* WHAT IS REQUIRED *
Read the lines that follow and pick out every one containing the word "Facebook".

* SOURCE RECORDS *

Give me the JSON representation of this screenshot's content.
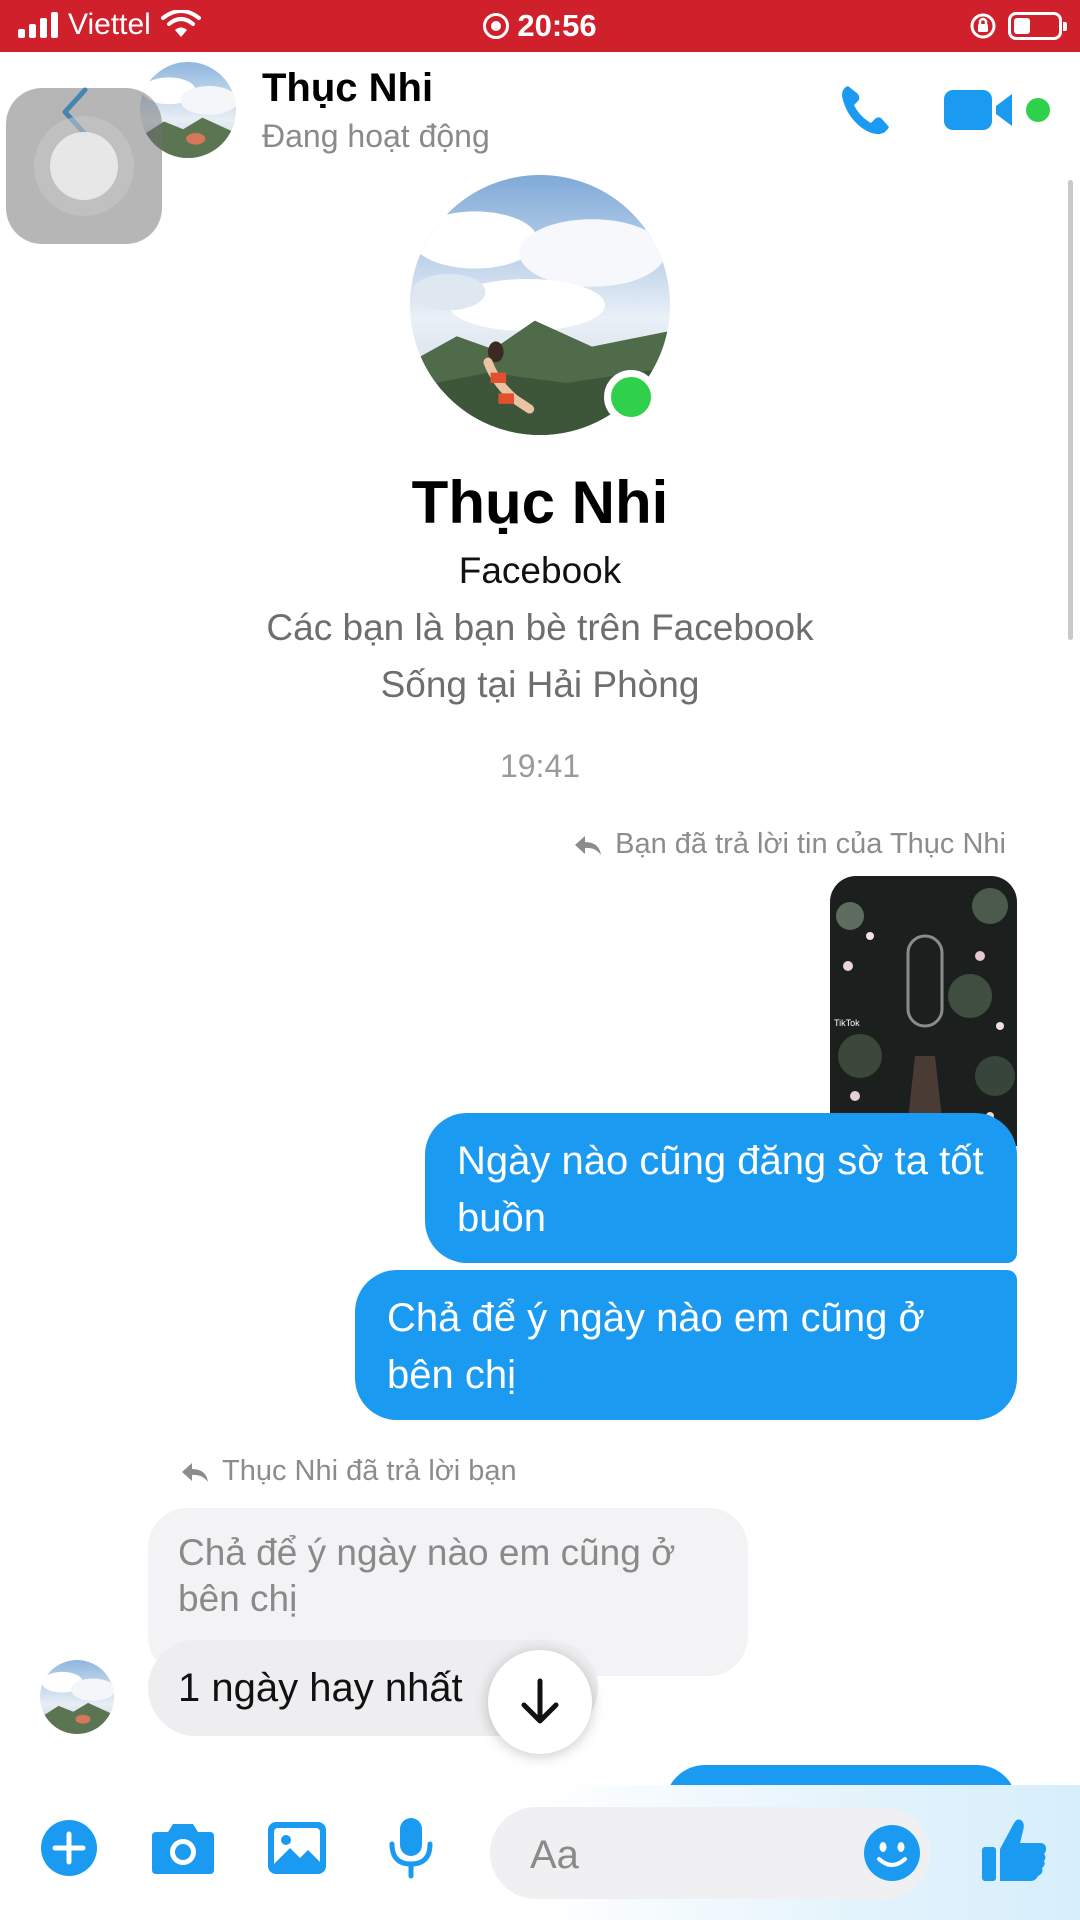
{
  "status_bar": {
    "carrier": "Viettel",
    "time": "20:56"
  },
  "header": {
    "name": "Thục Nhi",
    "status": "Đang hoạt động"
  },
  "profile": {
    "name": "Thục Nhi",
    "source": "Facebook",
    "relationship": "Các bạn là bạn bè trên Facebook",
    "lives_in": "Sống tại Hải Phòng"
  },
  "conversation": {
    "timestamp": "19:41",
    "reply_note_outgoing": "Bạn đã trả lời tin của Thục Nhi",
    "media_label": "TikTok",
    "messages_out": [
      "Ngày nào cũng đăng sờ ta tốt buồn",
      "Chả để ý ngày nào em cũng ở bên chị"
    ],
    "reply_note_incoming": "Thục Nhi đã trả lời bạn",
    "quoted_message": "Chả để ý ngày nào em cũng ở bên chị",
    "message_in": "1 ngày hay nhất"
  },
  "composer": {
    "placeholder": "Aa"
  },
  "colors": {
    "accent": "#1a9bf1",
    "status_bar": "#cf202c",
    "online": "#2fd04c"
  },
  "icons": [
    "back-icon",
    "phone-icon",
    "video-icon",
    "plus-icon",
    "camera-icon",
    "image-icon",
    "mic-icon",
    "emoji-icon",
    "like-icon",
    "reply-icon",
    "arrow-down-icon"
  ]
}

* OUTPUT *
    "source": "Facebook",
    "relationship": "Các bạn là bạn bè trên Facebook",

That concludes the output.